#### Dataset records:
——————————

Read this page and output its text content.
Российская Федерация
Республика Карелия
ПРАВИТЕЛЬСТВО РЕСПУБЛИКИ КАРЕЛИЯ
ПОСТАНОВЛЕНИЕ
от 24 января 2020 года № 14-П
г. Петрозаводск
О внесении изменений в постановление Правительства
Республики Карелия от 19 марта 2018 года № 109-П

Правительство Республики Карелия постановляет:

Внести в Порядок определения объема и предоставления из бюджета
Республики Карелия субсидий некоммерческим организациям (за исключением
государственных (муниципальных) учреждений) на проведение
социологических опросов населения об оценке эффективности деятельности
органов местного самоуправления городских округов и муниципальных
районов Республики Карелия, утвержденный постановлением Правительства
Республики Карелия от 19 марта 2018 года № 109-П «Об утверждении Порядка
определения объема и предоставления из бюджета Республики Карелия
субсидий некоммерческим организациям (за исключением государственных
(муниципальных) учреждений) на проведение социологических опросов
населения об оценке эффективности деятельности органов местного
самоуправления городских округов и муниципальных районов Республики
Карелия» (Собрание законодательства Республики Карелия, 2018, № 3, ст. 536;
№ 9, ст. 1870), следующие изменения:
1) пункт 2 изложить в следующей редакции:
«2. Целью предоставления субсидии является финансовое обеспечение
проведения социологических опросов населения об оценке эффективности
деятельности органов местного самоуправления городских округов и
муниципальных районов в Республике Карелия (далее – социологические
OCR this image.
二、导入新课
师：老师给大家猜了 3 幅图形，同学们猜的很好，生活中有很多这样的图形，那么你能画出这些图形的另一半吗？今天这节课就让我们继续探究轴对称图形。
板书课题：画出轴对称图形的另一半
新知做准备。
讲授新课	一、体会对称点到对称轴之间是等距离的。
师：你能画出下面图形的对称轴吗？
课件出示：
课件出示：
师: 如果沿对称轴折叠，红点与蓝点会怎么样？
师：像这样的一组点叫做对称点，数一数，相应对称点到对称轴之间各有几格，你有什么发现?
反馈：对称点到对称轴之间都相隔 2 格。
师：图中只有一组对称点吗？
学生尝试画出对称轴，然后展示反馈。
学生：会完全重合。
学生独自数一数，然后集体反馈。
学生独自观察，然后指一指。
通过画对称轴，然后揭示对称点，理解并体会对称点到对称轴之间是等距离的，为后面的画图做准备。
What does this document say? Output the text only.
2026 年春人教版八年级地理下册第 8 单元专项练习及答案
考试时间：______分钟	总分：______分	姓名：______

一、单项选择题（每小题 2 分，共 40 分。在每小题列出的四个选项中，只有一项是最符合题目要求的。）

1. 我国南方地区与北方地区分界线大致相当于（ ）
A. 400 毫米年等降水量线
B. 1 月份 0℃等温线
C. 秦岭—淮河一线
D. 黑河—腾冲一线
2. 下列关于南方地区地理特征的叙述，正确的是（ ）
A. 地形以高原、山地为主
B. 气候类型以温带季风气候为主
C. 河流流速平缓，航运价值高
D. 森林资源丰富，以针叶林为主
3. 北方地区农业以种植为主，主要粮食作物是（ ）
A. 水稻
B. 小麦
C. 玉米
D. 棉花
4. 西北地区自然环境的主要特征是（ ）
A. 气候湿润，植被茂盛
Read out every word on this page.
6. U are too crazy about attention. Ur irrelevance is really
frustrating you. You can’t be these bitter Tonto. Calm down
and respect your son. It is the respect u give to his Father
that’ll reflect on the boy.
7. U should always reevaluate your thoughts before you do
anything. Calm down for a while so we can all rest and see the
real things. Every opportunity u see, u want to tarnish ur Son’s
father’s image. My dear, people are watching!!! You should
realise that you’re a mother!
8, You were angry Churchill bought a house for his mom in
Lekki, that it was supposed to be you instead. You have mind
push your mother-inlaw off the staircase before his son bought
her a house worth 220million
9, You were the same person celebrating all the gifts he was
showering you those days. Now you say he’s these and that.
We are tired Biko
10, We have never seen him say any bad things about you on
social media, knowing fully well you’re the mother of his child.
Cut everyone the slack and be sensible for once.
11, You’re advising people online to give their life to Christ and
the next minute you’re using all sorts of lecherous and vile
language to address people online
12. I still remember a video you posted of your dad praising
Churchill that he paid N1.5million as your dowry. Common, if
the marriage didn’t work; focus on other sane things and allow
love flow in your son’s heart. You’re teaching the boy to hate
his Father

——————————

#### OBJECTIVE:
Return each line of the records above exactly as it reads.

#### WRITTEN RESPONSE:
Read this page and output its text content.
Российская Федерация
Республика Карелия
ПРАВИТЕЛЬСТВО РЕСПУБЛИКИ КАРЕЛИЯ
ПОСТАНОВЛЕНИЕ
от 24 января 2020 года № 14-П
г. Петрозаводск
О внесении изменений в постановление Правительства
Республики Карелия от 19 марта 2018 года № 109-П

Правительство Республики Карелия постановляет:

Внести в Порядок определения объема и предоставления из бюджета
Республики Карелия субсидий некоммерческим организациям (за исключением
государственных (муниципальных) учреждений) на проведение
социологических опросов населения об оценке эффективности деятельности
органов местного самоуправления городских округов и муниципальных
районов Республики Карелия, утвержденный постановлением Правительства
Республики Карелия от 19 марта 2018 года № 109-П «Об утверждении Порядка
определения объема и предоставления из бюджета Республики Карелия
субсидий некоммерческим организациям (за исключением государственных
(муниципальных) учреждений) на проведение социологических опросов
населения об оценке эффективности деятельности органов местного
самоуправления городских округов и муниципальных районов Республики
Карелия» (Собрание законодательства Республики Карелия, 2018, № 3, ст. 536;
№ 9, ст. 1870), следующие изменения:
1) пункт 2 изложить в следующей редакции:
«2. Целью предоставления субсидии является финансовое обеспечение
проведения социологических опросов населения об оценке эффективности
деятельности органов местного самоуправления городских округов и
муниципальных районов в Республике Карелия (далее – социологические
OCR this image.
二、导入新课
师：老师给大家猜了 3 幅图形，同学们猜的很好，生活中有很多这样的图形，那么你能画出这些图形的另一半吗？今天这节课就让我们继续探究轴对称图形。
板书课题：画出轴对称图形的另一半
新知做准备。
讲授新课	一、体会对称点到对称轴之间是等距离的。
师：你能画出下面图形的对称轴吗？
课件出示：
课件出示：
师: 如果沿对称轴折叠，红点与蓝点会怎么样？
师：像这样的一组点叫做对称点，数一数，相应对称点到对称轴之间各有几格，你有什么发现?
反馈：对称点到对称轴之间都相隔 2 格。
师：图中只有一组对称点吗？
学生尝试画出对称轴，然后展示反馈。
学生：会完全重合。
学生独自数一数，然后集体反馈。
学生独自观察，然后指一指。
通过画对称轴，然后揭示对称点，理解并体会对称点到对称轴之间是等距离的，为后面的画图做准备。
What does this document say? Output the text only.
2026 年春人教版八年级地理下册第 8 单元专项练习及答案
考试时间：______分钟	总分：______分	姓名：______

一、单项选择题（每小题 2 分，共 40 分。在每小题列出的四个选项中，只有一项是最符合题目要求的。）

1. 我国南方地区与北方地区分界线大致相当于（ ）
A. 400 毫米年等降水量线
B. 1 月份 0℃等温线
C. 秦岭—淮河一线
D. 黑河—腾冲一线
2. 下列关于南方地区地理特征的叙述，正确的是（ ）
A. 地形以高原、山地为主
B. 气候类型以温带季风气候为主
C. 河流流速平缓，航运价值高
D. 森林资源丰富，以针叶林为主
3. 北方地区农业以种植为主，主要粮食作物是（ ）
A. 水稻
B. 小麦
C. 玉米
D. 棉花
4. 西北地区自然环境的主要特征是（ ）
A. 气候湿润，植被茂盛
Read out every word on this page.
6. U are too crazy about attention. Ur irrelevance is really
frustrating you. You can’t be these bitter Tonto. Calm down
and respect your son. It is the respect u give to his Father
that’ll reflect on the boy.
7. U should always reevaluate your thoughts before you do
anything. Calm down for a while so we can all rest and see the
real things. Every opportunity u see, u want to tarnish ur Son’s
father’s image. My dear, people are watching!!! You should
realise that you’re a mother!
8, You were angry Churchill bought a house for his mom in
Lekki, that it was supposed to be you instead. You have mind
push your mother-inlaw off the staircase before his son bought
her a house worth 220million
9, You were the same person celebrating all the gifts he was
showering you those days. Now you say he’s these and that.
We are tired Biko
10, We have never seen him say any bad things about you on
social media, knowing fully well you’re the mother of his child.
Cut everyone the slack and be sensible for once.
11, You’re advising people online to give their life to Christ and
the next minute you’re using all sorts of lecherous and vile
language to address people online
12. I still remember a video you posted of your dad praising
Churchill that he paid N1.5million as your dowry. Common, if
the marriage didn’t work; focus on other sane things and allow
love flow in your son’s heart. You’re teaching the boy to hate
his Father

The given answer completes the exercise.